Türkiye, Volkan, Servet, Aurelio, Emre, Nihat, Semih vb. oyuncularla devam edecekse, Fatih Terim neden gönderilir ki! Dünya Kupası'na gitmediyse, Avrupa Şampiyonası'na götürürdü, bu şekliyle.

Eğer Guus Hiddink, ülke futbolunda revizyon yapsın diye getirildiyse, Oğuz Çetin aklından sıyrılıp bunu gerçekleştireceği ortamın ona yaratılması gerekir, Rijkaard'ın düştüğü durumları yaşamasın isteniyorsa.



Rijkaard'ın model futbol oynayan FC Barcelona'sını da, onun eksiklerini tamamlayan ve devamlılığı sağlayan Guardiola'nın, durdurulamaz denilen FC Barcelona'sının nasıl elenebileceğini en güzel şekliyle örnekleyen Hiddink'in -bir maçlık- stratejik futbol oynayan Chelsea FC'sini de izledim, bu nedenle zerre şüphem yok ikisinden de. Uyum, iletişim gibi pek çok faktörden söz edilebilir elbette, performanslarını değerlendirirken ancak futboldan anlamıyorlar gibi bir klişeyle, kariyerlerinin de hiçe sayılarak eleştirilmelerini asla kabul edemem.

■ **Verilen Alıştırma**
Okuma parçasına dayanarak aşağıdaki soruları yanıtlayın.
1. Türkiye'nin devam edebileceği oyuncular olarak hangi isimler sayılıyor?
2. Guus Hiddink'in hangi amaçla getirilmiş olabileceği söyleniyor?
3. Yazar, Hiddink'in stratejik futbol oynayan hangi takımını izlediğini belirtiyor?

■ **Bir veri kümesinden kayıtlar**

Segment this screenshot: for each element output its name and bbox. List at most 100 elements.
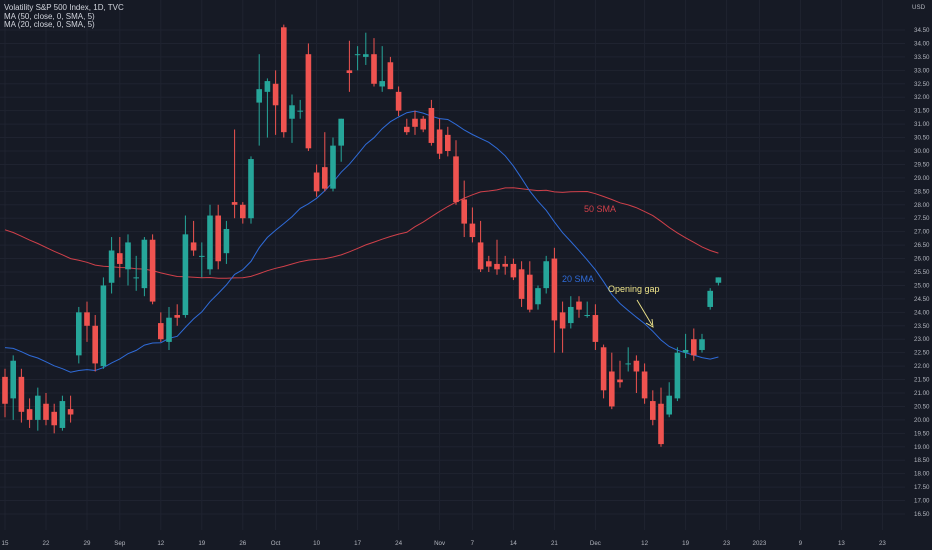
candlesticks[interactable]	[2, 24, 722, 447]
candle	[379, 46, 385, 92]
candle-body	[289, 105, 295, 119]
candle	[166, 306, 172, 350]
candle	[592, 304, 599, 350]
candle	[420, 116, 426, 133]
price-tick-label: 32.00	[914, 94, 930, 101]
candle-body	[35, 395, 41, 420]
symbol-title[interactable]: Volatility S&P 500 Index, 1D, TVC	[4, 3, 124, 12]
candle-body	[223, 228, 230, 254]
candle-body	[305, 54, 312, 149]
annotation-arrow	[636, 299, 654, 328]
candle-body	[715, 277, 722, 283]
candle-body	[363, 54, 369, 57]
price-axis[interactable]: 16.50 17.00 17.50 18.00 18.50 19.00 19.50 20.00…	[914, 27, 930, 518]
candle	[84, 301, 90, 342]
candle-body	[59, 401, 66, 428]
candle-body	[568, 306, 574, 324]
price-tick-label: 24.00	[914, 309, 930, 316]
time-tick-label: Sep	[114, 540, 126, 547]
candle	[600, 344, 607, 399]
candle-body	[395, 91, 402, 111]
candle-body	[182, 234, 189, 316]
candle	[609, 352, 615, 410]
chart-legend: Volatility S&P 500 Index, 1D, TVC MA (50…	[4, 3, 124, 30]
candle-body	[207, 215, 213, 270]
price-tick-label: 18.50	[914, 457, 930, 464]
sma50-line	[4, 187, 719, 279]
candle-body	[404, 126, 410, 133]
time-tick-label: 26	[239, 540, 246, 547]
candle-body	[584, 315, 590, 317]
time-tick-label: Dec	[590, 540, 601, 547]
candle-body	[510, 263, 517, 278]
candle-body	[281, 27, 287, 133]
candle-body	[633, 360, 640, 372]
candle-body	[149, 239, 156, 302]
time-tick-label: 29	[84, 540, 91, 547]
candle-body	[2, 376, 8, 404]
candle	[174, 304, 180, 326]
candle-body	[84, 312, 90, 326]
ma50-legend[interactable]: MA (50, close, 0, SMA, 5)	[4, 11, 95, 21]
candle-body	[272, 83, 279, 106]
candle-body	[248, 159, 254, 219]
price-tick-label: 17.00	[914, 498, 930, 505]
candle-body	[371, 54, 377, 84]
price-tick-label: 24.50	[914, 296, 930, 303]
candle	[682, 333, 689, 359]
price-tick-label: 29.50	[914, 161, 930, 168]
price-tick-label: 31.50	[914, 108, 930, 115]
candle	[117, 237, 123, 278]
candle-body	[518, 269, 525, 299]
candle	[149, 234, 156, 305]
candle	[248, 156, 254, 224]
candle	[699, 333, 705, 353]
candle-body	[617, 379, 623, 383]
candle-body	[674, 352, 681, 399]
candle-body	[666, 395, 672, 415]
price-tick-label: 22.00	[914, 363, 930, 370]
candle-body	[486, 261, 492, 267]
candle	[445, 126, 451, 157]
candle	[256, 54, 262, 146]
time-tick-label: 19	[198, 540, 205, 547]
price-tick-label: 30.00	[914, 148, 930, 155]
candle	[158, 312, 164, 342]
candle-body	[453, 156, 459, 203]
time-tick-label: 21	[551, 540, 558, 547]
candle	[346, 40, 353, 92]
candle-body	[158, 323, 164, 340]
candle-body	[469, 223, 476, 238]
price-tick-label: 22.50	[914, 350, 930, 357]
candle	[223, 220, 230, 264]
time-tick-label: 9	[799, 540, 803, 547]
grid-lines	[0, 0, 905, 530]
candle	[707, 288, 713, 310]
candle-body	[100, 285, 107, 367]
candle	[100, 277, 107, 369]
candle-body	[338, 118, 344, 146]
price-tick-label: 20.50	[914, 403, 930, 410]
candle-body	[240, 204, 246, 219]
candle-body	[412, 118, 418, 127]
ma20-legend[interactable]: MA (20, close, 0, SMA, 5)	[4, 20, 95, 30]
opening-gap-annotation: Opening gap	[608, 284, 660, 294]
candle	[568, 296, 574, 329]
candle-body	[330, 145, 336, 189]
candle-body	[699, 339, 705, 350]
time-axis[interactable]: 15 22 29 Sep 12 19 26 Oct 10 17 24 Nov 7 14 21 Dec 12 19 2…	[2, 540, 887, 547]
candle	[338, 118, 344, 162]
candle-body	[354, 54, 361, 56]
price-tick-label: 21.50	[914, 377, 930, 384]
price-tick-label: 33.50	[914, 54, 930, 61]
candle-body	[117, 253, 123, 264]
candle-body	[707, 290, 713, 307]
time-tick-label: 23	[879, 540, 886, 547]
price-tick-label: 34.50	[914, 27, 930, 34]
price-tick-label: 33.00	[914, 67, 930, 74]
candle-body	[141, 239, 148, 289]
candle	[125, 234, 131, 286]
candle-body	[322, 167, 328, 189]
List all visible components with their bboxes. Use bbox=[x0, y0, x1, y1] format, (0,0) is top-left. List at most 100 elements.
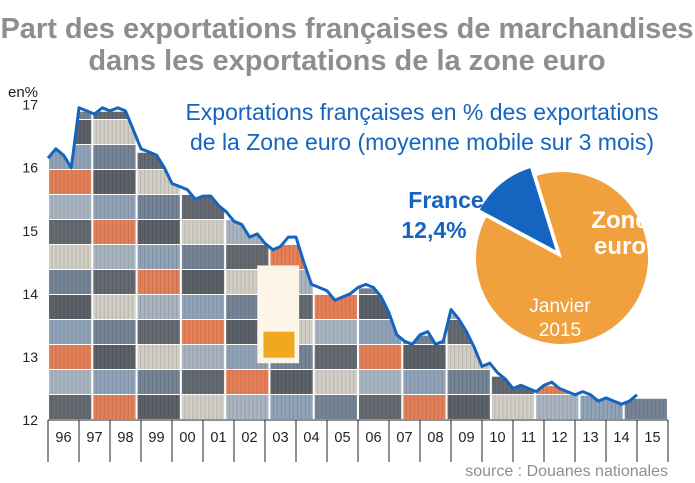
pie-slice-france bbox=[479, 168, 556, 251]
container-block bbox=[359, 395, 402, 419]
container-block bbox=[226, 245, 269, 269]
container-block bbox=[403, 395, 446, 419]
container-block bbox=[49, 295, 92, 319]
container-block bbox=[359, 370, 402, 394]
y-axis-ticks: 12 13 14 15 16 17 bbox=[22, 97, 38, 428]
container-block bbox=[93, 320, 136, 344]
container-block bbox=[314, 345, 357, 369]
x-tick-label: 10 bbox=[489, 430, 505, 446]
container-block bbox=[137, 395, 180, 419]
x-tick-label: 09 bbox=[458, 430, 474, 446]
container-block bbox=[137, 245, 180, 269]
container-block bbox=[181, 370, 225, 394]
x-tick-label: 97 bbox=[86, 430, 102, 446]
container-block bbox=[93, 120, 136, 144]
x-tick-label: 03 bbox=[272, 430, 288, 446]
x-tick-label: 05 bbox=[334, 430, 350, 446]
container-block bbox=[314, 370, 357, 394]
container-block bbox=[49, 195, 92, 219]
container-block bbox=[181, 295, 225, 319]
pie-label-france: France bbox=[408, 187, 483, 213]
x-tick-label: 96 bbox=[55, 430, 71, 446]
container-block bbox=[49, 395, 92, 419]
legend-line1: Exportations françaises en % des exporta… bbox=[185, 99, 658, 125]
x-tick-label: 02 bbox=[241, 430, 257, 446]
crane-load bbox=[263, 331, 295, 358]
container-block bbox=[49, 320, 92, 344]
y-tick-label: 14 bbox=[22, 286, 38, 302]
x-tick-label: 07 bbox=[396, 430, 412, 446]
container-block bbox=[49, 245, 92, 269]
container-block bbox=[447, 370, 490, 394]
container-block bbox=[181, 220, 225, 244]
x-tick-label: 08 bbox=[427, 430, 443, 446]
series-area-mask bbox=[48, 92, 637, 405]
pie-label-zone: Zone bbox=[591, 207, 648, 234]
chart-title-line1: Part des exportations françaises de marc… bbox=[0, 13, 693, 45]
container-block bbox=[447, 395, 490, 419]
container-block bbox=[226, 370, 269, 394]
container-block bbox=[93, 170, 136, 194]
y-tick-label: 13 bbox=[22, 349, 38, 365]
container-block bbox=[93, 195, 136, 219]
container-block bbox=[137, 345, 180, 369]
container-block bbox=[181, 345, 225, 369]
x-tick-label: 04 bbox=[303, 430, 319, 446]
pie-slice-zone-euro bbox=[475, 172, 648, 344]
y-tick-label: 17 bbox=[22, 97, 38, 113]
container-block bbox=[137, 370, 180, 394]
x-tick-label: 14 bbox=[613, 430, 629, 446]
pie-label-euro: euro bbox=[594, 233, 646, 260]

■ **Alıştırma Çözümü**
1. Volkan, Servet, Aurelio, Emre, Nihat ve Semih.
2. Ülke futbolunda revizyon yapması için.
3. Chelsea FC.